* Start *
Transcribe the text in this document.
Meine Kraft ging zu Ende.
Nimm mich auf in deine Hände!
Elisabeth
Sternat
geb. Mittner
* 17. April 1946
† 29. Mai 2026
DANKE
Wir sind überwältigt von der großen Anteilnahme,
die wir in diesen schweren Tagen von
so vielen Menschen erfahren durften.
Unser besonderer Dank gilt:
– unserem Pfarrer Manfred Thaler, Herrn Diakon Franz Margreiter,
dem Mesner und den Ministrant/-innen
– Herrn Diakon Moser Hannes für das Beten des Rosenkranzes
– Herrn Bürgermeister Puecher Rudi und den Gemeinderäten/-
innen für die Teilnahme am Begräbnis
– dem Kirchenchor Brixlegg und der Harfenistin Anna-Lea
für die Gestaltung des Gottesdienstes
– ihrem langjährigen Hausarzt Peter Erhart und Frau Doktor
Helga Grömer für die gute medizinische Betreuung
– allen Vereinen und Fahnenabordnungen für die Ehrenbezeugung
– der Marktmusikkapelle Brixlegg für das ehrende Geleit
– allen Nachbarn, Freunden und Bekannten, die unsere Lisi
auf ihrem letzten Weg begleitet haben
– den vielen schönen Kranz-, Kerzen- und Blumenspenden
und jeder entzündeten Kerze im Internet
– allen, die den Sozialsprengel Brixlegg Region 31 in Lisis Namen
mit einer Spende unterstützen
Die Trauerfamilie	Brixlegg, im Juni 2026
* End *
Please output every record, keeping each line exact.

### The result
Transcribe the text in this document.
Meine Kraft ging zu Ende.
Nimm mich auf in deine Hände!
Elisabeth
Sternat
geb. Mittner
* 17. April 1946
† 29. Mai 2026
DANKE
Wir sind überwältigt von der großen Anteilnahme,
die wir in diesen schweren Tagen von
so vielen Menschen erfahren durften.
Unser besonderer Dank gilt:
– unserem Pfarrer Manfred Thaler, Herrn Diakon Franz Margreiter,
dem Mesner und den Ministrant/-innen
– Herrn Diakon Moser Hannes für das Beten des Rosenkranzes
– Herrn Bürgermeister Puecher Rudi und den Gemeinderäten/-
innen für die Teilnahme am Begräbnis
– dem Kirchenchor Brixlegg und der Harfenistin Anna-Lea
für die Gestaltung des Gottesdienstes
– ihrem langjährigen Hausarzt Peter Erhart und Frau Doktor
Helga Grömer für die gute medizinische Betreuung
– allen Vereinen und Fahnenabordnungen für die Ehrenbezeugung
– der Marktmusikkapelle Brixlegg für das ehrende Geleit
– allen Nachbarn, Freunden und Bekannten, die unsere Lisi
auf ihrem letzten Weg begleitet haben
– den vielen schönen Kranz-, Kerzen- und Blumenspenden
und jeder entzündeten Kerze im Internet
– allen, die den Sozialsprengel Brixlegg Region 31 in Lisis Namen
mit einer Spende unterstützen
Die Trauerfamilie	Brixlegg, im Juni 2026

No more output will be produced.